• Task directions
Every entry is to be written out word for word.

• Data shown

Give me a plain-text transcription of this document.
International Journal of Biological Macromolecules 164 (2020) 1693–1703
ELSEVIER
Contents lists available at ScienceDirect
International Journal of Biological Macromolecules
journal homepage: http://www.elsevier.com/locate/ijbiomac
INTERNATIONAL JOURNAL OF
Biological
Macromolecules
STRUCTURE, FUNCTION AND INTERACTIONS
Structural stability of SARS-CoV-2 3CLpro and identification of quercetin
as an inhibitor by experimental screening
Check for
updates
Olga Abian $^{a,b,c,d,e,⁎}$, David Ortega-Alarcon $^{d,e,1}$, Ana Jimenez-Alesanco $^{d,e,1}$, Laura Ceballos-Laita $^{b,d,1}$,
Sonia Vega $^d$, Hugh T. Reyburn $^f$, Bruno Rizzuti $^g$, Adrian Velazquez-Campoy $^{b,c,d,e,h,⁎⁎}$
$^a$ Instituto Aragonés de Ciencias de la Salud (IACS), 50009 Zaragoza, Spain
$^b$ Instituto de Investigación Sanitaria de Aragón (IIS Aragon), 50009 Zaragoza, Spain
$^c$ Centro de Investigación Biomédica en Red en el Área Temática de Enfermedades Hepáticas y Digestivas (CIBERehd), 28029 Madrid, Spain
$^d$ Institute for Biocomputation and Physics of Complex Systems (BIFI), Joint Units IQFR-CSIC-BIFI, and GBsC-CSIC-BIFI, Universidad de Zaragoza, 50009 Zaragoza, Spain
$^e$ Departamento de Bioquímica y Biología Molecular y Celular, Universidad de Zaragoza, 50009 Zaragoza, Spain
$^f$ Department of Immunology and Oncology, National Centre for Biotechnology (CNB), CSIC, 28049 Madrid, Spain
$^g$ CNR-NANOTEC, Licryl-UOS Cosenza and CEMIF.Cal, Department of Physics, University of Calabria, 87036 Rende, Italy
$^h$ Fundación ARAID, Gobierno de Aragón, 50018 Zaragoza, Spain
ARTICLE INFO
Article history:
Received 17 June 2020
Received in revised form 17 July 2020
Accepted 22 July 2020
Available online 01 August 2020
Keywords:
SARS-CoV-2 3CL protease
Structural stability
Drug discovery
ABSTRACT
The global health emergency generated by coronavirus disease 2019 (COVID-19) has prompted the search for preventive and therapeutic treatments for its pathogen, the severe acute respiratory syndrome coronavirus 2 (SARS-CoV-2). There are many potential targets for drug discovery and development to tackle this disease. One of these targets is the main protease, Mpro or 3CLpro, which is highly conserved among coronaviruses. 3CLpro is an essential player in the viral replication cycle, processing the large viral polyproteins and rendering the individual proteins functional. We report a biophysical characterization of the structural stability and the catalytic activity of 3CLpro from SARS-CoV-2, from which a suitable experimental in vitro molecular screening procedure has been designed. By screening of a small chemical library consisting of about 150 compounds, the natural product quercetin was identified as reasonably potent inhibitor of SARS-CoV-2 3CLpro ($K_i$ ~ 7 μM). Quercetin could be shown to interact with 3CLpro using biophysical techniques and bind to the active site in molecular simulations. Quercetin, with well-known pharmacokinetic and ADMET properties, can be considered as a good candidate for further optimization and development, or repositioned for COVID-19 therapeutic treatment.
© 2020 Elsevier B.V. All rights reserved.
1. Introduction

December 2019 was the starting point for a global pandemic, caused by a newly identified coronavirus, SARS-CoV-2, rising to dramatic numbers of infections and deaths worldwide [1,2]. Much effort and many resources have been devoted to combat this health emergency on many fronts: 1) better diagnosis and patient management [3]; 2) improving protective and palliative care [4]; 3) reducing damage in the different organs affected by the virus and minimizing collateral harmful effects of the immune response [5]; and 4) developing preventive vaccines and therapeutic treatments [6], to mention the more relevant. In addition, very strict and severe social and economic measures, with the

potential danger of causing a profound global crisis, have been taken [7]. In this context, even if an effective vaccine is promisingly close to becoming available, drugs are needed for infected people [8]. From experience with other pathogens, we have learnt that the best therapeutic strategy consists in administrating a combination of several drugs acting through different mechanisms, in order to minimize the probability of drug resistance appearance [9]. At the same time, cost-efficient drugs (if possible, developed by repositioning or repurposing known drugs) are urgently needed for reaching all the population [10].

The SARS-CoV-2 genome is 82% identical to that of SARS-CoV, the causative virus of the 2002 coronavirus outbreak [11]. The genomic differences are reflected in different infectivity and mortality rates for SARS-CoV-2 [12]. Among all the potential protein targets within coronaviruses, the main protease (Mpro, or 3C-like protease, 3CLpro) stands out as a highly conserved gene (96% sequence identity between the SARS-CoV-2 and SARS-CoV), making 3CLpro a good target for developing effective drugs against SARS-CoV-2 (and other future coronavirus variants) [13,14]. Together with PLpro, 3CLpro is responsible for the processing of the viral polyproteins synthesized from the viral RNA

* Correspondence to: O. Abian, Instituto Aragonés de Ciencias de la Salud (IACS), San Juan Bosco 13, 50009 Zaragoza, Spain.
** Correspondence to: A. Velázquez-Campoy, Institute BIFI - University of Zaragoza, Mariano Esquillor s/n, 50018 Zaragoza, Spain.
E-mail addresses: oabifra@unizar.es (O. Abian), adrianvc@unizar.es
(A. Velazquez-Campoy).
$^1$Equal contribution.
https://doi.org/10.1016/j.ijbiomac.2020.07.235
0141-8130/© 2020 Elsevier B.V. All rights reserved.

• Your solution
Give me a plain-text transcription of this document.
International Journal of Biological Macromolecules 164 (2020) 1693–1703
ELSEVIER
Contents lists available at ScienceDirect
International Journal of Biological Macromolecules
journal homepage: http://www.elsevier.com/locate/ijbiomac
INTERNATIONAL JOURNAL OF
Biological
Macromolecules
STRUCTURE, FUNCTION AND INTERACTIONS
Structural stability of SARS-CoV-2 3CLpro and identification of quercetin
as an inhibitor by experimental screening
Check for
updates
Olga Abian $^{a,b,c,d,e,⁎}$, David Ortega-Alarcon $^{d,e,1}$, Ana Jimenez-Alesanco $^{d,e,1}$, Laura Ceballos-Laita $^{b,d,1}$,
Sonia Vega $^d$, Hugh T. Reyburn $^f$, Bruno Rizzuti $^g$, Adrian Velazquez-Campoy $^{b,c,d,e,h,⁎⁎}$
$^a$ Instituto Aragonés de Ciencias de la Salud (IACS), 50009 Zaragoza, Spain
$^b$ Instituto de Investigación Sanitaria de Aragón (IIS Aragon), 50009 Zaragoza, Spain
$^c$ Centro de Investigación Biomédica en Red en el Área Temática de Enfermedades Hepáticas y Digestivas (CIBERehd), 28029 Madrid, Spain
$^d$ Institute for Biocomputation and Physics of Complex Systems (BIFI), Joint Units IQFR-CSIC-BIFI, and GBsC-CSIC-BIFI, Universidad de Zaragoza, 50009 Zaragoza, Spain
$^e$ Departamento de Bioquímica y Biología Molecular y Celular, Universidad de Zaragoza, 50009 Zaragoza, Spain
$^f$ Department of Immunology and Oncology, National Centre for Biotechnology (CNB), CSIC, 28049 Madrid, Spain
$^g$ CNR-NANOTEC, Licryl-UOS Cosenza and CEMIF.Cal, Department of Physics, University of Calabria, 87036 Rende, Italy
$^h$ Fundación ARAID, Gobierno de Aragón, 50018 Zaragoza, Spain
ARTICLE INFO
Article history:
Received 17 June 2020
Received in revised form 17 July 2020
Accepted 22 July 2020
Available online 01 August 2020
Keywords:
SARS-CoV-2 3CL protease
Structural stability
Drug discovery
ABSTRACT
The global health emergency generated by coronavirus disease 2019 (COVID-19) has prompted the search for preventive and therapeutic treatments for its pathogen, the severe acute respiratory syndrome coronavirus 2 (SARS-CoV-2). There are many potential targets for drug discovery and development to tackle this disease. One of these targets is the main protease, Mpro or 3CLpro, which is highly conserved among coronaviruses. 3CLpro is an essential player in the viral replication cycle, processing the large viral polyproteins and rendering the individual proteins functional. We report a biophysical characterization of the structural stability and the catalytic activity of 3CLpro from SARS-CoV-2, from which a suitable experimental in vitro molecular screening procedure has been designed. By screening of a small chemical library consisting of about 150 compounds, the natural product quercetin was identified as reasonably potent inhibitor of SARS-CoV-2 3CLpro ($K_i$ ~ 7 μM). Quercetin could be shown to interact with 3CLpro using biophysical techniques and bind to the active site in molecular simulations. Quercetin, with well-known pharmacokinetic and ADMET properties, can be considered as a good candidate for further optimization and development, or repositioned for COVID-19 therapeutic treatment.
© 2020 Elsevier B.V. All rights reserved.
1. Introduction

December 2019 was the starting point for a global pandemic, caused by a newly identified coronavirus, SARS-CoV-2, rising to dramatic numbers of infections and deaths worldwide [1,2]. Much effort and many resources have been devoted to combat this health emergency on many fronts: 1) better diagnosis and patient management [3]; 2) improving protective and palliative care [4]; 3) reducing damage in the different organs affected by the virus and minimizing collateral harmful effects of the immune response [5]; and 4) developing preventive vaccines and therapeutic treatments [6], to mention the more relevant. In addition, very strict and severe social and economic measures, with the

potential danger of causing a profound global crisis, have been taken [7]. In this context, even if an effective vaccine is promisingly close to becoming available, drugs are needed for infected people [8]. From experience with other pathogens, we have learnt that the best therapeutic strategy consists in administrating a combination of several drugs acting through different mechanisms, in order to minimize the probability of drug resistance appearance [9]. At the same time, cost-efficient drugs (if possible, developed by repositioning or repurposing known drugs) are urgently needed for reaching all the population [10].

The SARS-CoV-2 genome is 82% identical to that of SARS-CoV, the causative virus of the 2002 coronavirus outbreak [11]. The genomic differences are reflected in different infectivity and mortality rates for SARS-CoV-2 [12]. Among all the potential protein targets within coronaviruses, the main protease (Mpro, or 3C-like protease, 3CLpro) stands out as a highly conserved gene (96% sequence identity between the SARS-CoV-2 and SARS-CoV), making 3CLpro a good target for developing effective drugs against SARS-CoV-2 (and other future coronavirus variants) [13,14]. Together with PLpro, 3CLpro is responsible for the processing of the viral polyproteins synthesized from the viral RNA

* Correspondence to: O. Abian, Instituto Aragonés de Ciencias de la Salud (IACS), San Juan Bosco 13, 50009 Zaragoza, Spain.
** Correspondence to: A. Velázquez-Campoy, Institute BIFI - University of Zaragoza, Mariano Esquillor s/n, 50018 Zaragoza, Spain.
E-mail addresses: oabifra@unizar.es (O. Abian), adrianvc@unizar.es
(A. Velazquez-Campoy).
$^1$Equal contribution.
https://doi.org/10.1016/j.ijbiomac.2020.07.235
0141-8130/© 2020 Elsevier B.V. All rights reserved.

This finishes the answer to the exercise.